The request: Write out the whole listing, matching it exactly.

______________________________

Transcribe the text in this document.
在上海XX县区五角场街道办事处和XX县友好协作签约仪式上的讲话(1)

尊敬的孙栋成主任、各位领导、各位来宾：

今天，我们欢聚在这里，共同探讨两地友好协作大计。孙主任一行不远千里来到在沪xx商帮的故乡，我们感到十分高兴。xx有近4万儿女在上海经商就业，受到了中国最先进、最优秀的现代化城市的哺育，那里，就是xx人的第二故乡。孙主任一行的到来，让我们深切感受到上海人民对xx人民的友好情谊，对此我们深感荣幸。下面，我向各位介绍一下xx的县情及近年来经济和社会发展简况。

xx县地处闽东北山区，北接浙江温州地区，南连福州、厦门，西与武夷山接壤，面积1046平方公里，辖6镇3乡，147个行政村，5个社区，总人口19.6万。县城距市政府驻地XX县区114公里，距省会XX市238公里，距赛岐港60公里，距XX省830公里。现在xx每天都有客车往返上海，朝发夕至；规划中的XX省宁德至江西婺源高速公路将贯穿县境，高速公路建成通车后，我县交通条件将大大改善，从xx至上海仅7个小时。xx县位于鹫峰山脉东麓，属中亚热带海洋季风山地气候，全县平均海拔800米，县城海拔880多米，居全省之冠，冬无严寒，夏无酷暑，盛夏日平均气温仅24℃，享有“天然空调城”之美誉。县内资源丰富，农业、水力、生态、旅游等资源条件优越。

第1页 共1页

______________________________

Solution to this task:
Transcribe the text in this document.
在上海XX县区五角场街道办事处和XX县友好协作签约仪式上的讲话(1)

尊敬的孙栋成主任、各位领导、各位来宾：

今天，我们欢聚在这里，共同探讨两地友好协作大计。孙主任一行不远千里来到在沪xx商帮的故乡，我们感到十分高兴。xx有近4万儿女在上海经商就业，受到了中国最先进、最优秀的现代化城市的哺育，那里，就是xx人的第二故乡。孙主任一行的到来，让我们深切感受到上海人民对xx人民的友好情谊，对此我们深感荣幸。下面，我向各位介绍一下xx的县情及近年来经济和社会发展简况。

xx县地处闽东北山区，北接浙江温州地区，南连福州、厦门，西与武夷山接壤，面积1046平方公里，辖6镇3乡，147个行政村，5个社区，总人口19.6万。县城距市政府驻地XX县区114公里，距省会XX市238公里，距赛岐港60公里，距XX省830公里。现在xx每天都有客车往返上海，朝发夕至；规划中的XX省宁德至江西婺源高速公路将贯穿县境，高速公路建成通车后，我县交通条件将大大改善，从xx至上海仅7个小时。xx县位于鹫峰山脉东麓，属中亚热带海洋季风山地气候，全县平均海拔800米，县城海拔880多米，居全省之冠，冬无严寒，夏无酷暑，盛夏日平均气温仅24℃，享有“天然空调城”之美誉。县内资源丰富，农业、水力、生态、旅游等资源条件优越。

第1页 共1页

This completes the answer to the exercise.